## Aim
Extract every line starting at the line that contains "Output a JSON" and ending with the final line of the data, inclusive; give only those lines, word for word.
--*--
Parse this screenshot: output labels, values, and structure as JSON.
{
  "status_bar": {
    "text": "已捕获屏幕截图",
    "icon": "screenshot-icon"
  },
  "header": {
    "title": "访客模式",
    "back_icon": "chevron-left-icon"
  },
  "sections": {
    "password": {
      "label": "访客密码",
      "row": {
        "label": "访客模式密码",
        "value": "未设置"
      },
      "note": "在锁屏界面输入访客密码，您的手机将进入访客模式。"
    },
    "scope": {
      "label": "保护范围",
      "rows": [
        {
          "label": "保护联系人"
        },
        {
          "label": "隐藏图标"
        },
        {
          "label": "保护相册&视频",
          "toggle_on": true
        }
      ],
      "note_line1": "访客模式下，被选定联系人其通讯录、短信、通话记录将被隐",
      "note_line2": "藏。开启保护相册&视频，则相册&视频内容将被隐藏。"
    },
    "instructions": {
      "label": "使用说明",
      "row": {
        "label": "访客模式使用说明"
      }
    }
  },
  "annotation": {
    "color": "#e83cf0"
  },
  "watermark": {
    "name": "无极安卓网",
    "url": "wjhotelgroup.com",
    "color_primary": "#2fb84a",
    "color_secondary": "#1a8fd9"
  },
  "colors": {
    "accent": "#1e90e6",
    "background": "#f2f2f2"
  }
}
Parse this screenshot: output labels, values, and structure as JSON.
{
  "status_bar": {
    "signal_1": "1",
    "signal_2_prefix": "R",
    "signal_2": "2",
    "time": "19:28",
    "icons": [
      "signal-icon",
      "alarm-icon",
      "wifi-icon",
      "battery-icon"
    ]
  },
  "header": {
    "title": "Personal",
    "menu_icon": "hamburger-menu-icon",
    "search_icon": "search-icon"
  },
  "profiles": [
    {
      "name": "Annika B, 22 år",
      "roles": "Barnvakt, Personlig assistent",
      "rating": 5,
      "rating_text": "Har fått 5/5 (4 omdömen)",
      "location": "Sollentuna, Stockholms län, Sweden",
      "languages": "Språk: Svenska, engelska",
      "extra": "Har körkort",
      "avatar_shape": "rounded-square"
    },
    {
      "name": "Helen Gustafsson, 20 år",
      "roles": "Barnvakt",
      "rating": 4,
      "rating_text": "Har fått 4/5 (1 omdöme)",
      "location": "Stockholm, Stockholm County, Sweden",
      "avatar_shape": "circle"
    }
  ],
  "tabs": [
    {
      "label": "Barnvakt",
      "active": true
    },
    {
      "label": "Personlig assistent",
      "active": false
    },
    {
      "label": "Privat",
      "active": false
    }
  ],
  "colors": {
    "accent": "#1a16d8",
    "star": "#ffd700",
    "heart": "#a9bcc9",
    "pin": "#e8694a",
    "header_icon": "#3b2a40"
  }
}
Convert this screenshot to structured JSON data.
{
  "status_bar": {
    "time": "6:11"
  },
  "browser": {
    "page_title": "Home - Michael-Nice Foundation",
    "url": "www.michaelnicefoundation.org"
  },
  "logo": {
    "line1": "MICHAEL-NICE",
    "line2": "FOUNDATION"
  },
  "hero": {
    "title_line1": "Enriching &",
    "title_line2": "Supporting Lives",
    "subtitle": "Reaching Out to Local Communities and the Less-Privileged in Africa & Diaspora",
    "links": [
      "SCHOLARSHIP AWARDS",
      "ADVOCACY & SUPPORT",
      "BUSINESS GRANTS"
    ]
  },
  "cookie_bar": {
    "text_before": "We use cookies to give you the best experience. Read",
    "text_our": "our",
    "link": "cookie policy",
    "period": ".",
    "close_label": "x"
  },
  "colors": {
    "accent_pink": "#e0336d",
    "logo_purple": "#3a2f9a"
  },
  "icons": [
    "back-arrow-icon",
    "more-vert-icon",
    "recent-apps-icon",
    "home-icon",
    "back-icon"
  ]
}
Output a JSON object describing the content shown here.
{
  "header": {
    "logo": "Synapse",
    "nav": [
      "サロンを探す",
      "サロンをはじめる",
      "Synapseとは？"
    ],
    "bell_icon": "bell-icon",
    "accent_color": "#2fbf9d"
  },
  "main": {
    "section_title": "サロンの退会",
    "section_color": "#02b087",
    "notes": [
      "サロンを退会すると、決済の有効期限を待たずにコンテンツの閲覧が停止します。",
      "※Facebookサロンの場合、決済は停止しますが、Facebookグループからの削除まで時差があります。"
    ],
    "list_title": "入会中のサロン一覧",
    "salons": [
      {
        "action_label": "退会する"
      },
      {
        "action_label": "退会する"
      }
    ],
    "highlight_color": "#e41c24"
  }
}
--*--
## Correct output
Output a JSON object describing the content shown here.
{
  "header": {
    "logo": "Synapse",
    "nav": [
      "サロンを探す",
      "サロンをはじめる",
      "Synapseとは？"
    ],
    "bell_icon": "bell-icon",
    "accent_color": "#2fbf9d"
  },
  "main": {
    "section_title": "サロンの退会",
    "section_color": "#02b087",
    "notes": [
      "サロンを退会すると、決済の有効期限を待たずにコンテンツの閲覧が停止します。",
      "※Facebookサロンの場合、決済は停止しますが、Facebookグループからの削除まで時差があります。"
    ],
    "list_title": "入会中のサロン一覧",
    "salons": [
      {
        "action_label": "退会する"
      },
      {
        "action_label": "退会する"
      }
    ],
    "highlight_color": "#e41c24"
  }
}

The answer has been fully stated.